Your instructions ▸ The records underneath are to be repeated exactly, with the pictures left out.

__________

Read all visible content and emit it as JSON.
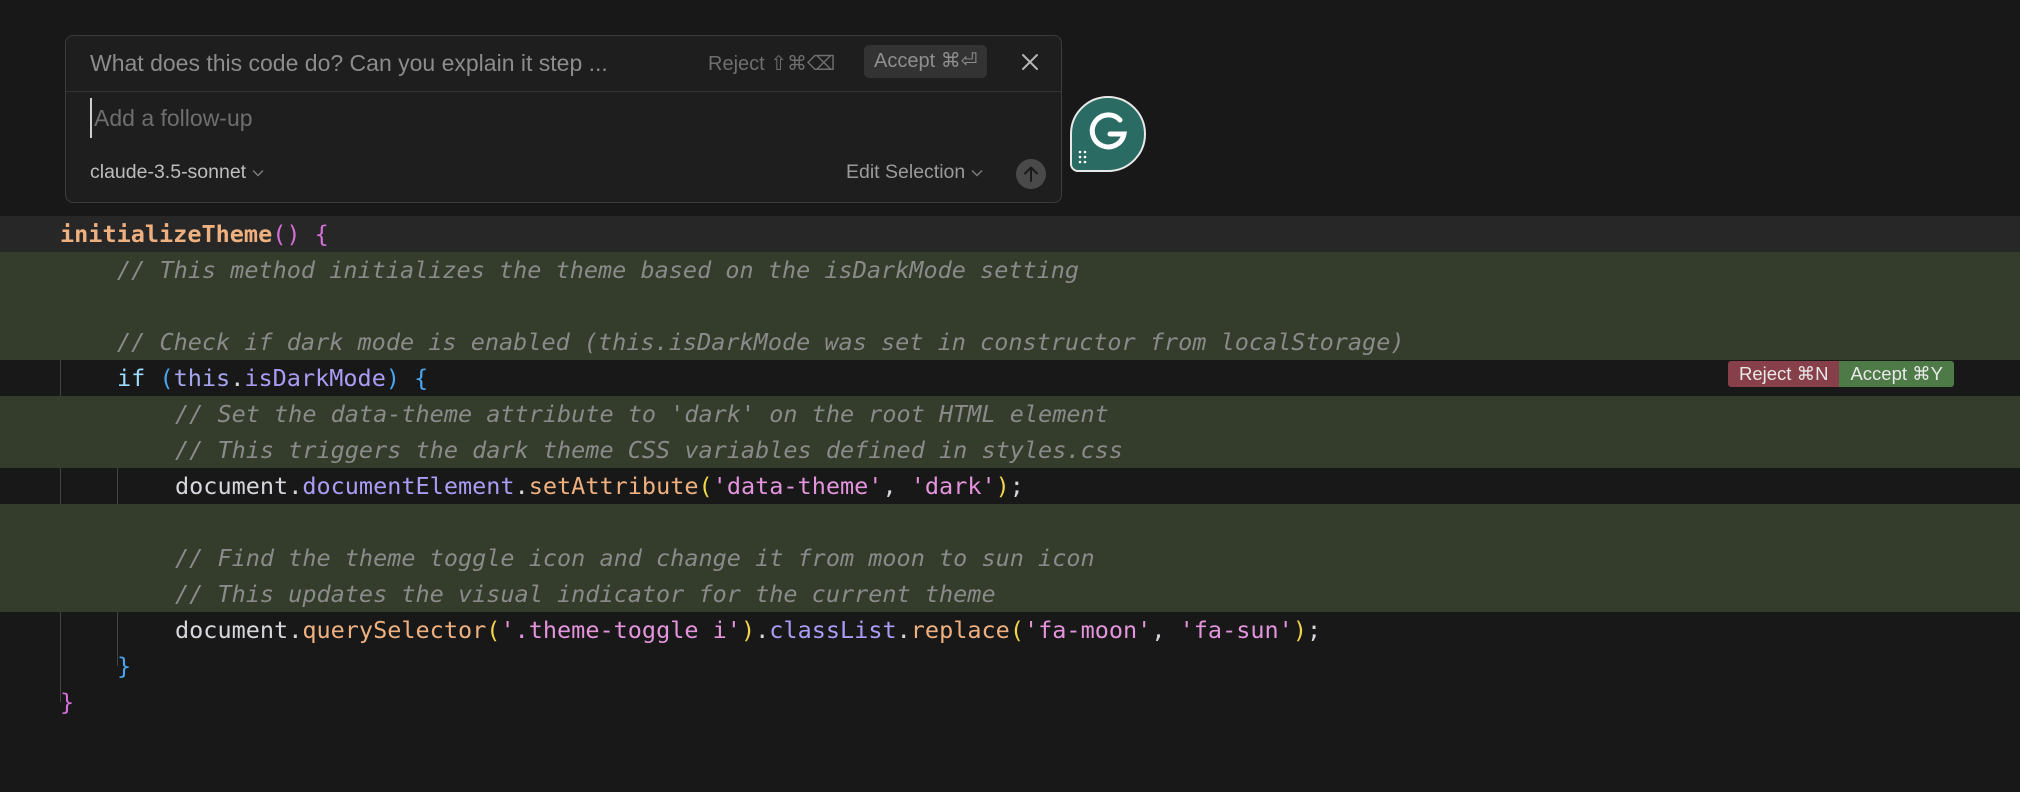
{
  "inline_chat": {
    "prompt": "What does this code do? Can you explain it step ...",
    "reject_label": "Reject ⇧⌘⌫",
    "accept_label": "Accept ⌘⏎",
    "followup_placeholder": "Add a follow-up",
    "model": "claude-3.5-sonnet",
    "mode": "Edit Selection",
    "icons": {
      "close": "close-icon",
      "submit": "arrow-up-icon",
      "chevron": "chevron-down-icon"
    }
  },
  "diff_actions": {
    "reject_label": "Reject ⌘N",
    "accept_label": "Accept ⌘Y"
  },
  "grammarly": {
    "icon": "grammarly-icon"
  },
  "code": {
    "line1": {
      "name": "initializeTheme",
      "parens": "()",
      "brace": " {"
    },
    "line2": "// This method initializes the theme based on the isDarkMode setting",
    "line4": "// Check if dark mode is enabled (this.isDarkMode was set in constructor from localStorage)",
    "line5": {
      "if": "if ",
      "open": "(",
      "this": "this",
      "dot": ".",
      "prop": "isDarkMode",
      "close": ")",
      "brace": " {"
    },
    "line6": "// Set the data-theme attribute to 'dark' on the root HTML element",
    "line7": "// This triggers the dark theme CSS variables defined in styles.css",
    "line8": {
      "obj": "document",
      "dot1": ".",
      "prop": "documentElement",
      "dot2": ".",
      "method": "setAttribute",
      "open": "(",
      "arg1": "'data-theme'",
      "comma": ", ",
      "arg2": "'dark'",
      "close": ")",
      "semi": ";"
    },
    "line10": "// Find the theme toggle icon and change it from moon to sun icon",
    "line11": "// This updates the visual indicator for the current theme",
    "line12": {
      "obj": "document",
      "dot1": ".",
      "method1": "querySelector",
      "open1": "(",
      "arg": "'.theme-toggle i'",
      "close1": ")",
      "dot2": ".",
      "prop": "classList",
      "dot3": ".",
      "method2": "replace",
      "open2": "(",
      "arg1": "'fa-moon'",
      "comma": ", ",
      "arg2": "'fa-sun'",
      "close2": ")",
      "semi": ";"
    },
    "line13": "}",
    "line14": "}"
  },
  "colors": {
    "editor_bg": "#181818",
    "added_line_bg": "#343d2b",
    "reject_bg": "#874049",
    "accept_bg": "#4e7a48",
    "grammarly": "#2a6c63"
  }
}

__________

The solution ▸
Read all visible content and emit it as JSON.
{
  "inline_chat": {
    "prompt": "What does this code do? Can you explain it step ...",
    "reject_label": "Reject ⇧⌘⌫",
    "accept_label": "Accept ⌘⏎",
    "followup_placeholder": "Add a follow-up",
    "model": "claude-3.5-sonnet",
    "mode": "Edit Selection",
    "icons": {
      "close": "close-icon",
      "submit": "arrow-up-icon",
      "chevron": "chevron-down-icon"
    }
  },
  "diff_actions": {
    "reject_label": "Reject ⌘N",
    "accept_label": "Accept ⌘Y"
  },
  "grammarly": {
    "icon": "grammarly-icon"
  },
  "code": {
    "line1": {
      "name": "initializeTheme",
      "parens": "()",
      "brace": " {"
    },
    "line2": "// This method initializes the theme based on the isDarkMode setting",
    "line4": "// Check if dark mode is enabled (this.isDarkMode was set in constructor from localStorage)",
    "line5": {
      "if": "if ",
      "open": "(",
      "this": "this",
      "dot": ".",
      "prop": "isDarkMode",
      "close": ")",
      "brace": " {"
    },
    "line6": "// Set the data-theme attribute to 'dark' on the root HTML element",
    "line7": "// This triggers the dark theme CSS variables defined in styles.css",
    "line8": {
      "obj": "document",
      "dot1": ".",
      "prop": "documentElement",
      "dot2": ".",
      "method": "setAttribute",
      "open": "(",
      "arg1": "'data-theme'",
      "comma": ", ",
      "arg2": "'dark'",
      "close": ")",
      "semi": ";"
    },
    "line10": "// Find the theme toggle icon and change it from moon to sun icon",
    "line11": "// This updates the visual indicator for the current theme",
    "line12": {
      "obj": "document",
      "dot1": ".",
      "method1": "querySelector",
      "open1": "(",
      "arg": "'.theme-toggle i'",
      "close1": ")",
      "dot2": ".",
      "prop": "classList",
      "dot3": ".",
      "method2": "replace",
      "open2": "(",
      "arg1": "'fa-moon'",
      "comma": ", ",
      "arg2": "'fa-sun'",
      "close2": ")",
      "semi": ";"
    },
    "line13": "}",
    "line14": "}"
  },
  "colors": {
    "editor_bg": "#181818",
    "added_line_bg": "#343d2b",
    "reject_bg": "#874049",
    "accept_bg": "#4e7a48",
    "grammarly": "#2a6c63"
  }
}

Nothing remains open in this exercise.